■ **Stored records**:
⁂
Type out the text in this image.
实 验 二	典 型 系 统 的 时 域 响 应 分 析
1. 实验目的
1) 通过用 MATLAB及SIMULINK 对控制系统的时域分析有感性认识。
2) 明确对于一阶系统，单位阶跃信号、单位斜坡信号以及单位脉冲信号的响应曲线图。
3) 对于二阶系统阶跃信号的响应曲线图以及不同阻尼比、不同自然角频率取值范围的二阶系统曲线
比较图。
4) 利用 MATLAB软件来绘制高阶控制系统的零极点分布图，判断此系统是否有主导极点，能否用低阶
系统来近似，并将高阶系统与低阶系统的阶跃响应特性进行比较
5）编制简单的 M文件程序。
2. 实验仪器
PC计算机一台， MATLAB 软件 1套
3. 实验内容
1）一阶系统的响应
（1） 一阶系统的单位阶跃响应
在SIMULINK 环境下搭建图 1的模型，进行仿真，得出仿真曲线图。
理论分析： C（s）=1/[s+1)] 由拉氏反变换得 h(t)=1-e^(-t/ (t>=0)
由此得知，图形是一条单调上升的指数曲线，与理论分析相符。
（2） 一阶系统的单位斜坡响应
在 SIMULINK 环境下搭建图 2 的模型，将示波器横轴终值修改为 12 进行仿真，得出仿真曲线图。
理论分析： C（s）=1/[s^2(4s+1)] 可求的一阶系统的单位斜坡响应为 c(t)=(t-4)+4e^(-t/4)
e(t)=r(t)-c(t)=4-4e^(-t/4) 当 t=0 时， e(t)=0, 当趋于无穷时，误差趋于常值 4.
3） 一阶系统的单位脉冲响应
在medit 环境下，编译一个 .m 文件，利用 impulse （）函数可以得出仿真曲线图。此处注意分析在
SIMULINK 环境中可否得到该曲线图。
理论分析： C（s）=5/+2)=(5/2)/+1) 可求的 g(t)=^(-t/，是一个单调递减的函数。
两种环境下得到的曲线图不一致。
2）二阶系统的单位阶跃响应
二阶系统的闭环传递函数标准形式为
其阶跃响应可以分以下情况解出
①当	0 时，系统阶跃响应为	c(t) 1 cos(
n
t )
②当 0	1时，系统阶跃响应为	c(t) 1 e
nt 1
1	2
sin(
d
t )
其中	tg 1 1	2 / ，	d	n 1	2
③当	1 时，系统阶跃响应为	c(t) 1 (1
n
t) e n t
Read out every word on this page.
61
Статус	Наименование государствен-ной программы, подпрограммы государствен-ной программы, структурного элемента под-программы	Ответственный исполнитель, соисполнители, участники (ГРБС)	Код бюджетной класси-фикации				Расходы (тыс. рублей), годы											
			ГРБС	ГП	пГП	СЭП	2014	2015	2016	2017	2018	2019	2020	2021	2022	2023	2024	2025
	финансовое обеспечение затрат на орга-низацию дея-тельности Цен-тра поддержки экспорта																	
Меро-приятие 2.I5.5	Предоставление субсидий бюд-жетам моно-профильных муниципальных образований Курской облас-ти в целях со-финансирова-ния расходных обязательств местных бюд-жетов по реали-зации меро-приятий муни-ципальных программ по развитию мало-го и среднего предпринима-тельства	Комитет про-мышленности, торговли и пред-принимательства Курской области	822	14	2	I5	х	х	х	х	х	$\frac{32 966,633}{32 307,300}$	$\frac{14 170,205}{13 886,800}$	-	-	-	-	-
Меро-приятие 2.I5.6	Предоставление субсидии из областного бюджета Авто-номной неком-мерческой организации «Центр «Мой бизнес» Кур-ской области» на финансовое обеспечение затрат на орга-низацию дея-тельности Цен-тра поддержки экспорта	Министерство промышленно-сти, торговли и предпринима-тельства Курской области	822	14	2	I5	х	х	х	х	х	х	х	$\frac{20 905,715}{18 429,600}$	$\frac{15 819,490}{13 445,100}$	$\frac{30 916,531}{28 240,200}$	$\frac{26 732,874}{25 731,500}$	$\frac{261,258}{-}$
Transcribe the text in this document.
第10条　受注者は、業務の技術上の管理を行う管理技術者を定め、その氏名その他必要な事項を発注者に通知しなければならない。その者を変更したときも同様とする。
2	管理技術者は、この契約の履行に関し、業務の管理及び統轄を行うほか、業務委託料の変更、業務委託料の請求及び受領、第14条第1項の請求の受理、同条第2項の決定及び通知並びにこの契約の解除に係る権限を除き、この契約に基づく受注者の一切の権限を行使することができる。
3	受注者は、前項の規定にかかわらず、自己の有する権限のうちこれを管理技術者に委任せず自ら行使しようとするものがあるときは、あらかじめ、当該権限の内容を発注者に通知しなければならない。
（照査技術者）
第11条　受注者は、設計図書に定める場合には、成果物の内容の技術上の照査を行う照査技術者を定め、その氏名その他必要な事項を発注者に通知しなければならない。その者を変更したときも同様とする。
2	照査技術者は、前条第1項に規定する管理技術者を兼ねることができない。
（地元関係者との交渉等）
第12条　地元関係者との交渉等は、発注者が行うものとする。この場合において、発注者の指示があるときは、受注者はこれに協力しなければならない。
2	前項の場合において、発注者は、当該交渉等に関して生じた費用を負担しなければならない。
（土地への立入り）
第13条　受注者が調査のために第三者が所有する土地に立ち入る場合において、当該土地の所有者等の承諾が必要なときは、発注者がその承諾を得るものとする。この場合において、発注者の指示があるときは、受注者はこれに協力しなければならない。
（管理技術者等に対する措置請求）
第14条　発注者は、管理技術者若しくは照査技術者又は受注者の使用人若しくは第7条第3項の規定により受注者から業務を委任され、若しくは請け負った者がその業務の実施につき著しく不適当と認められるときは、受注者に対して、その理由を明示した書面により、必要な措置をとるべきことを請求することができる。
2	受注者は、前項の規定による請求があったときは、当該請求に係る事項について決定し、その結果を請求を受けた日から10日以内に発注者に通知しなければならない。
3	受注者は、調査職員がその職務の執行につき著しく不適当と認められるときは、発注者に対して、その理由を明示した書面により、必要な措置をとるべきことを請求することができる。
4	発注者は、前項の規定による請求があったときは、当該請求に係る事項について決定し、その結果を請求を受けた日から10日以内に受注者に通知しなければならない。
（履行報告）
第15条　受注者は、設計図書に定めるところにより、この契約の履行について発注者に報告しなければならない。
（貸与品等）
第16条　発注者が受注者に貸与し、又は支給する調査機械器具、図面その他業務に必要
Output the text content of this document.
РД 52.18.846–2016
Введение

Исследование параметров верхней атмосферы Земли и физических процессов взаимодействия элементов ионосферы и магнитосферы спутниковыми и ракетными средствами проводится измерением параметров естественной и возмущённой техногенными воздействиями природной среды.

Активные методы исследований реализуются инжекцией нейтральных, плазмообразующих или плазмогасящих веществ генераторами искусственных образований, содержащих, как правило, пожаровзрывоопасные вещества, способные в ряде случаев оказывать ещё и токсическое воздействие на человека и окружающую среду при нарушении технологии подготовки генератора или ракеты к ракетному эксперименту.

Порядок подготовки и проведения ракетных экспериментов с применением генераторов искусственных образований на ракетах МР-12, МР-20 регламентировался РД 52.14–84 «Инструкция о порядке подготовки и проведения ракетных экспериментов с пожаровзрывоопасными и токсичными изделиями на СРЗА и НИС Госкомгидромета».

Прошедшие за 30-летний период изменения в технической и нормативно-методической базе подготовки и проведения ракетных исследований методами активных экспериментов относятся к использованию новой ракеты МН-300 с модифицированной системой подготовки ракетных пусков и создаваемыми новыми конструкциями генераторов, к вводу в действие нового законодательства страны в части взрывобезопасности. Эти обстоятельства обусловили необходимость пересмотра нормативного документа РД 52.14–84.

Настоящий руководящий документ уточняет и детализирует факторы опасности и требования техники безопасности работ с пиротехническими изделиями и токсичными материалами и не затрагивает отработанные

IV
⁂
Please repeat the material above, word for word and in full.

■ **Complete answer**:
Type out the text in this image.
实 验 二	典 型 系 统 的 时 域 响 应 分 析
1. 实验目的
1) 通过用 MATLAB及SIMULINK 对控制系统的时域分析有感性认识。
2) 明确对于一阶系统，单位阶跃信号、单位斜坡信号以及单位脉冲信号的响应曲线图。
3) 对于二阶系统阶跃信号的响应曲线图以及不同阻尼比、不同自然角频率取值范围的二阶系统曲线
比较图。
4) 利用 MATLAB软件来绘制高阶控制系统的零极点分布图，判断此系统是否有主导极点，能否用低阶
系统来近似，并将高阶系统与低阶系统的阶跃响应特性进行比较
5）编制简单的 M文件程序。
2. 实验仪器
PC计算机一台， MATLAB 软件 1套
3. 实验内容
1）一阶系统的响应
（1） 一阶系统的单位阶跃响应
在SIMULINK 环境下搭建图 1的模型，进行仿真，得出仿真曲线图。
理论分析： C（s）=1/[s+1)] 由拉氏反变换得 h(t)=1-e^(-t/ (t>=0)
由此得知，图形是一条单调上升的指数曲线，与理论分析相符。
（2） 一阶系统的单位斜坡响应
在 SIMULINK 环境下搭建图 2 的模型，将示波器横轴终值修改为 12 进行仿真，得出仿真曲线图。
理论分析： C（s）=1/[s^2(4s+1)] 可求的一阶系统的单位斜坡响应为 c(t)=(t-4)+4e^(-t/4)
e(t)=r(t)-c(t)=4-4e^(-t/4) 当 t=0 时， e(t)=0, 当趋于无穷时，误差趋于常值 4.
3） 一阶系统的单位脉冲响应
在medit 环境下，编译一个 .m 文件，利用 impulse （）函数可以得出仿真曲线图。此处注意分析在
SIMULINK 环境中可否得到该曲线图。
理论分析： C（s）=5/+2)=(5/2)/+1) 可求的 g(t)=^(-t/，是一个单调递减的函数。
两种环境下得到的曲线图不一致。
2）二阶系统的单位阶跃响应
二阶系统的闭环传递函数标准形式为
其阶跃响应可以分以下情况解出
①当	0 时，系统阶跃响应为	c(t) 1 cos(
n
t )
②当 0	1时，系统阶跃响应为	c(t) 1 e
nt 1
1	2
sin(
d
t )
其中	tg 1 1	2 / ，	d	n 1	2
③当	1 时，系统阶跃响应为	c(t) 1 (1
n
t) e n t
Read out every word on this page.
61
Статус	Наименование государствен-ной программы, подпрограммы государствен-ной программы, структурного элемента под-программы	Ответственный исполнитель, соисполнители, участники (ГРБС)	Код бюджетной класси-фикации				Расходы (тыс. рублей), годы											
			ГРБС	ГП	пГП	СЭП	2014	2015	2016	2017	2018	2019	2020	2021	2022	2023	2024	2025
	финансовое обеспечение затрат на орга-низацию дея-тельности Цен-тра поддержки экспорта																	
Меро-приятие 2.I5.5	Предоставление субсидий бюд-жетам моно-профильных муниципальных образований Курской облас-ти в целях со-финансирова-ния расходных обязательств местных бюд-жетов по реали-зации меро-приятий муни-ципальных программ по развитию мало-го и среднего предпринима-тельства	Комитет про-мышленности, торговли и пред-принимательства Курской области	822	14	2	I5	х	х	х	х	х	$\frac{32 966,633}{32 307,300}$	$\frac{14 170,205}{13 886,800}$	-	-	-	-	-
Меро-приятие 2.I5.6	Предоставление субсидии из областного бюджета Авто-номной неком-мерческой организации «Центр «Мой бизнес» Кур-ской области» на финансовое обеспечение затрат на орга-низацию дея-тельности Цен-тра поддержки экспорта	Министерство промышленно-сти, торговли и предпринима-тельства Курской области	822	14	2	I5	х	х	х	х	х	х	х	$\frac{20 905,715}{18 429,600}$	$\frac{15 819,490}{13 445,100}$	$\frac{30 916,531}{28 240,200}$	$\frac{26 732,874}{25 731,500}$	$\frac{261,258}{-}$
Transcribe the text in this document.
第10条　受注者は、業務の技術上の管理を行う管理技術者を定め、その氏名その他必要な事項を発注者に通知しなければならない。その者を変更したときも同様とする。
2	管理技術者は、この契約の履行に関し、業務の管理及び統轄を行うほか、業務委託料の変更、業務委託料の請求及び受領、第14条第1項の請求の受理、同条第2項の決定及び通知並びにこの契約の解除に係る権限を除き、この契約に基づく受注者の一切の権限を行使することができる。
3	受注者は、前項の規定にかかわらず、自己の有する権限のうちこれを管理技術者に委任せず自ら行使しようとするものがあるときは、あらかじめ、当該権限の内容を発注者に通知しなければならない。
（照査技術者）
第11条　受注者は、設計図書に定める場合には、成果物の内容の技術上の照査を行う照査技術者を定め、その氏名その他必要な事項を発注者に通知しなければならない。その者を変更したときも同様とする。
2	照査技術者は、前条第1項に規定する管理技術者を兼ねることができない。
（地元関係者との交渉等）
第12条　地元関係者との交渉等は、発注者が行うものとする。この場合において、発注者の指示があるときは、受注者はこれに協力しなければならない。
2	前項の場合において、発注者は、当該交渉等に関して生じた費用を負担しなければならない。
（土地への立入り）
第13条　受注者が調査のために第三者が所有する土地に立ち入る場合において、当該土地の所有者等の承諾が必要なときは、発注者がその承諾を得るものとする。この場合において、発注者の指示があるときは、受注者はこれに協力しなければならない。
（管理技術者等に対する措置請求）
第14条　発注者は、管理技術者若しくは照査技術者又は受注者の使用人若しくは第7条第3項の規定により受注者から業務を委任され、若しくは請け負った者がその業務の実施につき著しく不適当と認められるときは、受注者に対して、その理由を明示した書面により、必要な措置をとるべきことを請求することができる。
2	受注者は、前項の規定による請求があったときは、当該請求に係る事項について決定し、その結果を請求を受けた日から10日以内に発注者に通知しなければならない。
3	受注者は、調査職員がその職務の執行につき著しく不適当と認められるときは、発注者に対して、その理由を明示した書面により、必要な措置をとるべきことを請求することができる。
4	発注者は、前項の規定による請求があったときは、当該請求に係る事項について決定し、その結果を請求を受けた日から10日以内に受注者に通知しなければならない。
（履行報告）
第15条　受注者は、設計図書に定めるところにより、この契約の履行について発注者に報告しなければならない。
（貸与品等）
第16条　発注者が受注者に貸与し、又は支給する調査機械器具、図面その他業務に必要
Output the text content of this document.
РД 52.18.846–2016
Введение

Исследование параметров верхней атмосферы Земли и физических процессов взаимодействия элементов ионосферы и магнитосферы спутниковыми и ракетными средствами проводится измерением параметров естественной и возмущённой техногенными воздействиями природной среды.

Активные методы исследований реализуются инжекцией нейтральных, плазмообразующих или плазмогасящих веществ генераторами искусственных образований, содержащих, как правило, пожаровзрывоопасные вещества, способные в ряде случаев оказывать ещё и токсическое воздействие на человека и окружающую среду при нарушении технологии подготовки генератора или ракеты к ракетному эксперименту.

Порядок подготовки и проведения ракетных экспериментов с применением генераторов искусственных образований на ракетах МР-12, МР-20 регламентировался РД 52.14–84 «Инструкция о порядке подготовки и проведения ракетных экспериментов с пожаровзрывоопасными и токсичными изделиями на СРЗА и НИС Госкомгидромета».

Прошедшие за 30-летний период изменения в технической и нормативно-методической базе подготовки и проведения ракетных исследований методами активных экспериментов относятся к использованию новой ракеты МН-300 с модифицированной системой подготовки ракетных пусков и создаваемыми новыми конструкциями генераторов, к вводу в действие нового законодательства страны в части взрывобезопасности. Эти обстоятельства обусловили необходимость пересмотра нормативного документа РД 52.14–84.

Настоящий руководящий документ уточняет и детализирует факторы опасности и требования техники безопасности работ с пиротехническими изделиями и токсичными материалами и не затрагивает отработанные

IV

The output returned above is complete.